* begin *
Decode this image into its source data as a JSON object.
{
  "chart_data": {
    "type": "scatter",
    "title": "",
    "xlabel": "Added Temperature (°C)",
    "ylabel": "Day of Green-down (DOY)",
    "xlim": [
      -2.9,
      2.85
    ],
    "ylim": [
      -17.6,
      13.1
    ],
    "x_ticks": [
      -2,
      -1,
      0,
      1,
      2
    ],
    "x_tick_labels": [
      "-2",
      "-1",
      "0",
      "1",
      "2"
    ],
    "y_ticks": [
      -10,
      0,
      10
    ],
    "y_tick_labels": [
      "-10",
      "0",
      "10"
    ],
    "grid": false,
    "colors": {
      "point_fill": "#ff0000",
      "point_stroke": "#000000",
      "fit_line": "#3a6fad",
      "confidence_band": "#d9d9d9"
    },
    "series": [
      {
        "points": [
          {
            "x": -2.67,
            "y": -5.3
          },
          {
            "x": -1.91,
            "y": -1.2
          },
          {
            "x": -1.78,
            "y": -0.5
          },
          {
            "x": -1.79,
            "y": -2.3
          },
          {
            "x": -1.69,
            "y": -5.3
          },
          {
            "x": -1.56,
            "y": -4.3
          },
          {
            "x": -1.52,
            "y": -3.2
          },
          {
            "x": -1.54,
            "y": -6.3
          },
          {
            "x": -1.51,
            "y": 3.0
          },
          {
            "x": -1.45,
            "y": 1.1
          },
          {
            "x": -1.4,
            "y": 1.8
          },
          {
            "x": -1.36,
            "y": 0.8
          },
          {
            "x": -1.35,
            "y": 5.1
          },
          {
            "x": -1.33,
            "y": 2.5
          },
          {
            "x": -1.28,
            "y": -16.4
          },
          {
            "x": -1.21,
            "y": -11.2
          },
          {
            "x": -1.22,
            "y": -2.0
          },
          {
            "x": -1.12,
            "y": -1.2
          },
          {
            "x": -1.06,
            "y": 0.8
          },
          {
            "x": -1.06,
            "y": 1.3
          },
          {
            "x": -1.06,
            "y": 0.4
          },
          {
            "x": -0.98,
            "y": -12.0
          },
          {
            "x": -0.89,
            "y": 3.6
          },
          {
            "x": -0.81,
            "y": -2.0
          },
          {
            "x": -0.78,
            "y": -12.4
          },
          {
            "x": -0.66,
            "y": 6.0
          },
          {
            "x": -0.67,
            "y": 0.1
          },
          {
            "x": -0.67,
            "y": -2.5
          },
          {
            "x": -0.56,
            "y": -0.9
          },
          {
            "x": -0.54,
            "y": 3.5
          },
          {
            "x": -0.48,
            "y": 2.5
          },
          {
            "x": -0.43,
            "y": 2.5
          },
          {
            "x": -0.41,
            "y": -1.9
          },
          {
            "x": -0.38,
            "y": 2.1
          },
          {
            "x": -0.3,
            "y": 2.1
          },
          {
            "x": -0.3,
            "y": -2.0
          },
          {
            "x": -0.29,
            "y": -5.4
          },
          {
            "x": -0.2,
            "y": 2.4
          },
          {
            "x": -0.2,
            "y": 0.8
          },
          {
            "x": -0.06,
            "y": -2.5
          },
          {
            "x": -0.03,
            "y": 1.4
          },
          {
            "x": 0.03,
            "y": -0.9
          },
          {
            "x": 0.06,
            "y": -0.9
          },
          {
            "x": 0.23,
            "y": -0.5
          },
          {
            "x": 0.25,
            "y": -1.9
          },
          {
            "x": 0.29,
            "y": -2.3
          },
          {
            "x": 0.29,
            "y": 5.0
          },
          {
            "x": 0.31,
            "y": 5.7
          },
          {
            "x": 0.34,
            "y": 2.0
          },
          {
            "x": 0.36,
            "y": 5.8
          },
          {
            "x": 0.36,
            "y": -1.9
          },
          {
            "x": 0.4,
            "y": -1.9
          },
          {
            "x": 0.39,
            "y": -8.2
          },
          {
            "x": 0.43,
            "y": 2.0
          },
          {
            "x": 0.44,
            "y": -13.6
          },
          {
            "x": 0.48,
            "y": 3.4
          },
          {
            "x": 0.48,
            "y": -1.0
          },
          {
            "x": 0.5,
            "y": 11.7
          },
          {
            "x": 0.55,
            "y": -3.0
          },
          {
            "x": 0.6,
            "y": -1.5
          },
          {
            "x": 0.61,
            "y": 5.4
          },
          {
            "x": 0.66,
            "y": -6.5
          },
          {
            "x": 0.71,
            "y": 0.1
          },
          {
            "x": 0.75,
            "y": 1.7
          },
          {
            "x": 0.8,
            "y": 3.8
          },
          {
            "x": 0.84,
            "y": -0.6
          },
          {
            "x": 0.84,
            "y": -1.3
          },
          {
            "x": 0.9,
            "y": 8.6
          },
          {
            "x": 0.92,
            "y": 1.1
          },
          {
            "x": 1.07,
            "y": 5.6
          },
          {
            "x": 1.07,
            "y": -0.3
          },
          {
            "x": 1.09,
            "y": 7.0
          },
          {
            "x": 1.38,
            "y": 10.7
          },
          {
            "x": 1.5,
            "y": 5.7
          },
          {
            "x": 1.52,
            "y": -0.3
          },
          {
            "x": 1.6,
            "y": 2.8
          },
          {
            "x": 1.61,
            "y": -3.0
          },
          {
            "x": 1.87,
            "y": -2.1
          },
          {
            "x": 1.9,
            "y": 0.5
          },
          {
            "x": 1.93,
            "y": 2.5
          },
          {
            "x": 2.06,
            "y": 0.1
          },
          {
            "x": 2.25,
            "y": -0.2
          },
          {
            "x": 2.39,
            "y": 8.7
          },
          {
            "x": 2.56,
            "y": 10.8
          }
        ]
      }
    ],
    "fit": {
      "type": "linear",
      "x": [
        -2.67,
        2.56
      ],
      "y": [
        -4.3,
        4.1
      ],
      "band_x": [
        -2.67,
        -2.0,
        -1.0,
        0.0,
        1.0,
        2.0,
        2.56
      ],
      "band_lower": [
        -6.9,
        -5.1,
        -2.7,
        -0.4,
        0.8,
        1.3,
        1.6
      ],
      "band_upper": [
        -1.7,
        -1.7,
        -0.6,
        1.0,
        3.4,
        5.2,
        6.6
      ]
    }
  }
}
* end *
▶ _What you will do_:
Every record shown above must be echoed exactly.

▶ _Answer to the task_:
Decode this image into its source data as a JSON object.
{
  "chart_data": {
    "type": "scatter",
    "title": "",
    "xlabel": "Added Temperature (°C)",
    "ylabel": "Day of Green-down (DOY)",
    "xlim": [
      -2.9,
      2.85
    ],
    "ylim": [
      -17.6,
      13.1
    ],
    "x_ticks": [
      -2,
      -1,
      0,
      1,
      2
    ],
    "x_tick_labels": [
      "-2",
      "-1",
      "0",
      "1",
      "2"
    ],
    "y_ticks": [
      -10,
      0,
      10
    ],
    "y_tick_labels": [
      "-10",
      "0",
      "10"
    ],
    "grid": false,
    "colors": {
      "point_fill": "#ff0000",
      "point_stroke": "#000000",
      "fit_line": "#3a6fad",
      "confidence_band": "#d9d9d9"
    },
    "series": [
      {
        "points": [
          {
            "x": -2.67,
            "y": -5.3
          },
          {
            "x": -1.91,
            "y": -1.2
          },
          {
            "x": -1.78,
            "y": -0.5
          },
          {
            "x": -1.79,
            "y": -2.3
          },
          {
            "x": -1.69,
            "y": -5.3
          },
          {
            "x": -1.56,
            "y": -4.3
          },
          {
            "x": -1.52,
            "y": -3.2
          },
          {
            "x": -1.54,
            "y": -6.3
          },
          {
            "x": -1.51,
            "y": 3.0
          },
          {
            "x": -1.45,
            "y": 1.1
          },
          {
            "x": -1.4,
            "y": 1.8
          },
          {
            "x": -1.36,
            "y": 0.8
          },
          {
            "x": -1.35,
            "y": 5.1
          },
          {
            "x": -1.33,
            "y": 2.5
          },
          {
            "x": -1.28,
            "y": -16.4
          },
          {
            "x": -1.21,
            "y": -11.2
          },
          {
            "x": -1.22,
            "y": -2.0
          },
          {
            "x": -1.12,
            "y": -1.2
          },
          {
            "x": -1.06,
            "y": 0.8
          },
          {
            "x": -1.06,
            "y": 1.3
          },
          {
            "x": -1.06,
            "y": 0.4
          },
          {
            "x": -0.98,
            "y": -12.0
          },
          {
            "x": -0.89,
            "y": 3.6
          },
          {
            "x": -0.81,
            "y": -2.0
          },
          {
            "x": -0.78,
            "y": -12.4
          },
          {
            "x": -0.66,
            "y": 6.0
          },
          {
            "x": -0.67,
            "y": 0.1
          },
          {
            "x": -0.67,
            "y": -2.5
          },
          {
            "x": -0.56,
            "y": -0.9
          },
          {
            "x": -0.54,
            "y": 3.5
          },
          {
            "x": -0.48,
            "y": 2.5
          },
          {
            "x": -0.43,
            "y": 2.5
          },
          {
            "x": -0.41,
            "y": -1.9
          },
          {
            "x": -0.38,
            "y": 2.1
          },
          {
            "x": -0.3,
            "y": 2.1
          },
          {
            "x": -0.3,
            "y": -2.0
          },
          {
            "x": -0.29,
            "y": -5.4
          },
          {
            "x": -0.2,
            "y": 2.4
          },
          {
            "x": -0.2,
            "y": 0.8
          },
          {
            "x": -0.06,
            "y": -2.5
          },
          {
            "x": -0.03,
            "y": 1.4
          },
          {
            "x": 0.03,
            "y": -0.9
          },
          {
            "x": 0.06,
            "y": -0.9
          },
          {
            "x": 0.23,
            "y": -0.5
          },
          {
            "x": 0.25,
            "y": -1.9
          },
          {
            "x": 0.29,
            "y": -2.3
          },
          {
            "x": 0.29,
            "y": 5.0
          },
          {
            "x": 0.31,
            "y": 5.7
          },
          {
            "x": 0.34,
            "y": 2.0
          },
          {
            "x": 0.36,
            "y": 5.8
          },
          {
            "x": 0.36,
            "y": -1.9
          },
          {
            "x": 0.4,
            "y": -1.9
          },
          {
            "x": 0.39,
            "y": -8.2
          },
          {
            "x": 0.43,
            "y": 2.0
          },
          {
            "x": 0.44,
            "y": -13.6
          },
          {
            "x": 0.48,
            "y": 3.4
          },
          {
            "x": 0.48,
            "y": -1.0
          },
          {
            "x": 0.5,
            "y": 11.7
          },
          {
            "x": 0.55,
            "y": -3.0
          },
          {
            "x": 0.6,
            "y": -1.5
          },
          {
            "x": 0.61,
            "y": 5.4
          },
          {
            "x": 0.66,
            "y": -6.5
          },
          {
            "x": 0.71,
            "y": 0.1
          },
          {
            "x": 0.75,
            "y": 1.7
          },
          {
            "x": 0.8,
            "y": 3.8
          },
          {
            "x": 0.84,
            "y": -0.6
          },
          {
            "x": 0.84,
            "y": -1.3
          },
          {
            "x": 0.9,
            "y": 8.6
          },
          {
            "x": 0.92,
            "y": 1.1
          },
          {
            "x": 1.07,
            "y": 5.6
          },
          {
            "x": 1.07,
            "y": -0.3
          },
          {
            "x": 1.09,
            "y": 7.0
          },
          {
            "x": 1.38,
            "y": 10.7
          },
          {
            "x": 1.5,
            "y": 5.7
          },
          {
            "x": 1.52,
            "y": -0.3
          },
          {
            "x": 1.6,
            "y": 2.8
          },
          {
            "x": 1.61,
            "y": -3.0
          },
          {
            "x": 1.87,
            "y": -2.1
          },
          {
            "x": 1.9,
            "y": 0.5
          },
          {
            "x": 1.93,
            "y": 2.5
          },
          {
            "x": 2.06,
            "y": 0.1
          },
          {
            "x": 2.25,
            "y": -0.2
          },
          {
            "x": 2.39,
            "y": 8.7
          },
          {
            "x": 2.56,
            "y": 10.8
          }
        ]
      }
    ],
    "fit": {
      "type": "linear",
      "x": [
        -2.67,
        2.56
      ],
      "y": [
        -4.3,
        4.1
      ],
      "band_x": [
        -2.67,
        -2.0,
        -1.0,
        0.0,
        1.0,
        2.0,
        2.56
      ],
      "band_lower": [
        -6.9,
        -5.1,
        -2.7,
        -0.4,
        0.8,
        1.3,
        1.6
      ],
      "band_upper": [
        -1.7,
        -1.7,
        -0.6,
        1.0,
        3.4,
        5.2,
        6.6
      ]
    }
  }
}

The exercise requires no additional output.